BEGIN Material supplied

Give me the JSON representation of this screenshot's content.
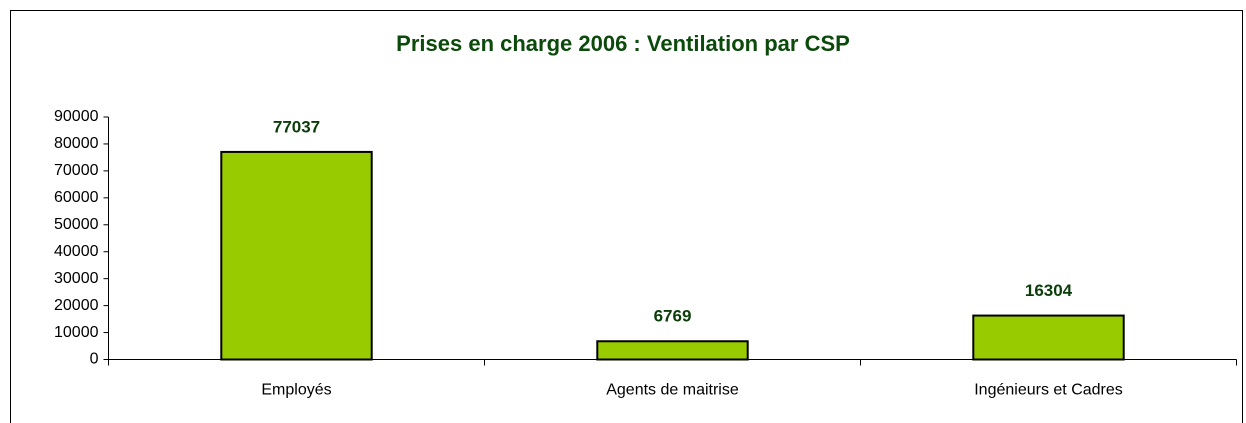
{
  "chart_data": {
    "type": "bar",
    "title": "Prises en charge 2006 : Ventilation par CSP",
    "categories": [
      "Employés",
      "Agents de maitrise",
      "Ingénieurs et Cadres"
    ],
    "values": [
      77037,
      6769,
      16304
    ],
    "color": "#99cc00",
    "ylim": [
      0,
      90000
    ],
    "yticks": [
      0,
      10000,
      20000,
      30000,
      40000,
      50000,
      60000,
      70000,
      80000,
      90000
    ],
    "grid": false
  }
}
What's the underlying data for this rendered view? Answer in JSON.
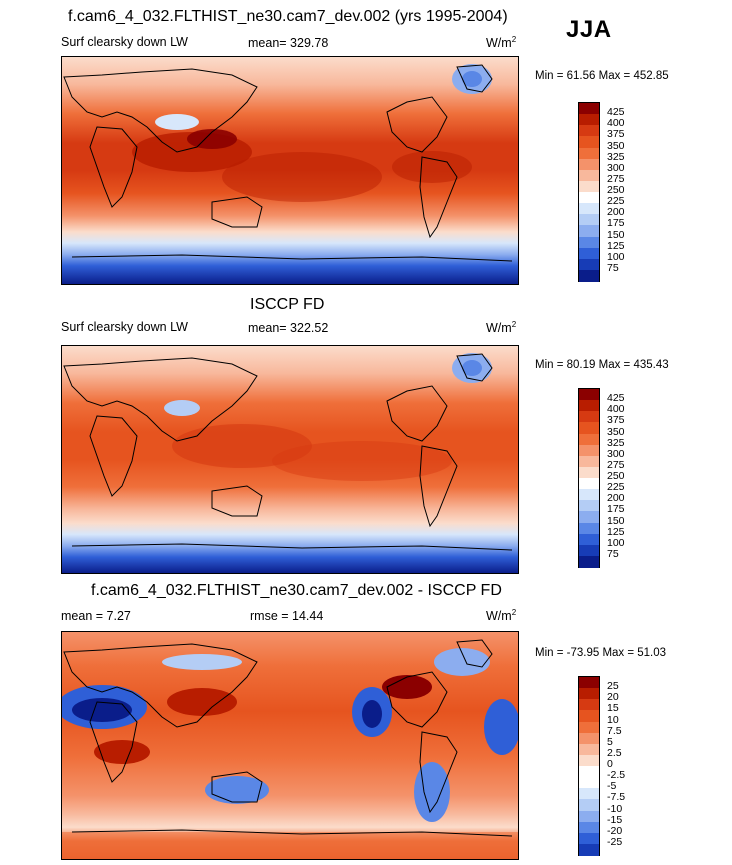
{
  "season": "JJA",
  "panels": [
    {
      "title": "f.cam6_4_032.FLTHIST_ne30.cam7_dev.002 (yrs 1995-2004)",
      "variable": "Surf clearsky down LW",
      "stat": "mean= 329.78",
      "units": "W/m",
      "units_sup": "2",
      "minmax": "Min =  61.56 Max = 452.85",
      "levels": [
        "425",
        "400",
        "375",
        "350",
        "325",
        "300",
        "275",
        "250",
        "225",
        "200",
        "175",
        "150",
        "125",
        "100",
        "75"
      ]
    },
    {
      "title": "ISCCP FD",
      "variable": "Surf clearsky down LW",
      "stat": "mean= 322.52",
      "units": "W/m",
      "units_sup": "2",
      "minmax": "Min =  80.19 Max = 435.43",
      "levels": [
        "425",
        "400",
        "375",
        "350",
        "325",
        "300",
        "275",
        "250",
        "225",
        "200",
        "175",
        "150",
        "125",
        "100",
        "75"
      ]
    },
    {
      "title": "f.cam6_4_032.FLTHIST_ne30.cam7_dev.002 - ISCCP FD",
      "variable": "mean =   7.27",
      "stat": "rmse =  14.44",
      "units": "W/m",
      "units_sup": "2",
      "minmax": "Min = -73.95 Max =  51.03",
      "levels": [
        "25",
        "20",
        "15",
        "10",
        "7.5",
        "5",
        "2.5",
        "0",
        "-2.5",
        "-5",
        "-7.5",
        "-10",
        "-15",
        "-20",
        "-25"
      ]
    }
  ],
  "colors": {
    "abs_scale": [
      "#8b0000",
      "#b81d00",
      "#d63a12",
      "#e6541f",
      "#ef6f3a",
      "#f4926a",
      "#f8b89c",
      "#fbdccb",
      "#ffffff",
      "#d7e7fb",
      "#b4cdf5",
      "#8cadef",
      "#5a87e6",
      "#2f5fd7",
      "#173cb6",
      "#0a1d8a"
    ],
    "diff_scale": [
      "#8b0000",
      "#b81d00",
      "#d63a12",
      "#e6541f",
      "#ef6f3a",
      "#f4926a",
      "#f8b89c",
      "#fbdccb",
      "#ffffff",
      "#ffffff",
      "#d7e7fb",
      "#b4cdf5",
      "#8cadef",
      "#5a87e6",
      "#2f5fd7",
      "#173cb6",
      "#0a1d8a"
    ]
  }
}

END Material supplied

Print the complete listing exactly, apart from any pictures.

Give me the JSON representation of this screenshot's content.
{
  "chart_data": {
    "type": "bar",
    "title": "Prises en charge 2006 : Ventilation par CSP",
    "categories": [
      "Employés",
      "Agents de maitrise",
      "Ingénieurs et Cadres"
    ],
    "values": [
      77037,
      6769,
      16304
    ],
    "color": "#99cc00",
    "ylim": [
      0,
      90000
    ],
    "yticks": [
      0,
      10000,
      20000,
      30000,
      40000,
      50000,
      60000,
      70000,
      80000,
      90000
    ],
    "grid": false
  }
}
What's the underlying data for this rendered view? Answer in JSON.
{
  "season": "JJA",
  "panels": [
    {
      "title": "f.cam6_4_032.FLTHIST_ne30.cam7_dev.002 (yrs 1995-2004)",
      "variable": "Surf clearsky down LW",
      "stat": "mean= 329.78",
      "units": "W/m",
      "units_sup": "2",
      "minmax": "Min =  61.56 Max = 452.85",
      "levels": [
        "425",
        "400",
        "375",
        "350",
        "325",
        "300",
        "275",
        "250",
        "225",
        "200",
        "175",
        "150",
        "125",
        "100",
        "75"
      ]
    },
    {
      "title": "ISCCP FD",
      "variable": "Surf clearsky down LW",
      "stat": "mean= 322.52",
      "units": "W/m",
      "units_sup": "2",
      "minmax": "Min =  80.19 Max = 435.43",
      "levels": [
        "425",
        "400",
        "375",
        "350",
        "325",
        "300",
        "275",
        "250",
        "225",
        "200",
        "175",
        "150",
        "125",
        "100",
        "75"
      ]
    },
    {
      "title": "f.cam6_4_032.FLTHIST_ne30.cam7_dev.002 - ISCCP FD",
      "variable": "mean =   7.27",
      "stat": "rmse =  14.44",
      "units": "W/m",
      "units_sup": "2",
      "minmax": "Min = -73.95 Max =  51.03",
      "levels": [
        "25",
        "20",
        "15",
        "10",
        "7.5",
        "5",
        "2.5",
        "0",
        "-2.5",
        "-5",
        "-7.5",
        "-10",
        "-15",
        "-20",
        "-25"
      ]
    }
  ],
  "colors": {
    "abs_scale": [
      "#8b0000",
      "#b81d00",
      "#d63a12",
      "#e6541f",
      "#ef6f3a",
      "#f4926a",
      "#f8b89c",
      "#fbdccb",
      "#ffffff",
      "#d7e7fb",
      "#b4cdf5",
      "#8cadef",
      "#5a87e6",
      "#2f5fd7",
      "#173cb6",
      "#0a1d8a"
    ],
    "diff_scale": [
      "#8b0000",
      "#b81d00",
      "#d63a12",
      "#e6541f",
      "#ef6f3a",
      "#f4926a",
      "#f8b89c",
      "#fbdccb",
      "#ffffff",
      "#ffffff",
      "#d7e7fb",
      "#b4cdf5",
      "#8cadef",
      "#5a87e6",
      "#2f5fd7",
      "#173cb6",
      "#0a1d8a"
    ]
  }
}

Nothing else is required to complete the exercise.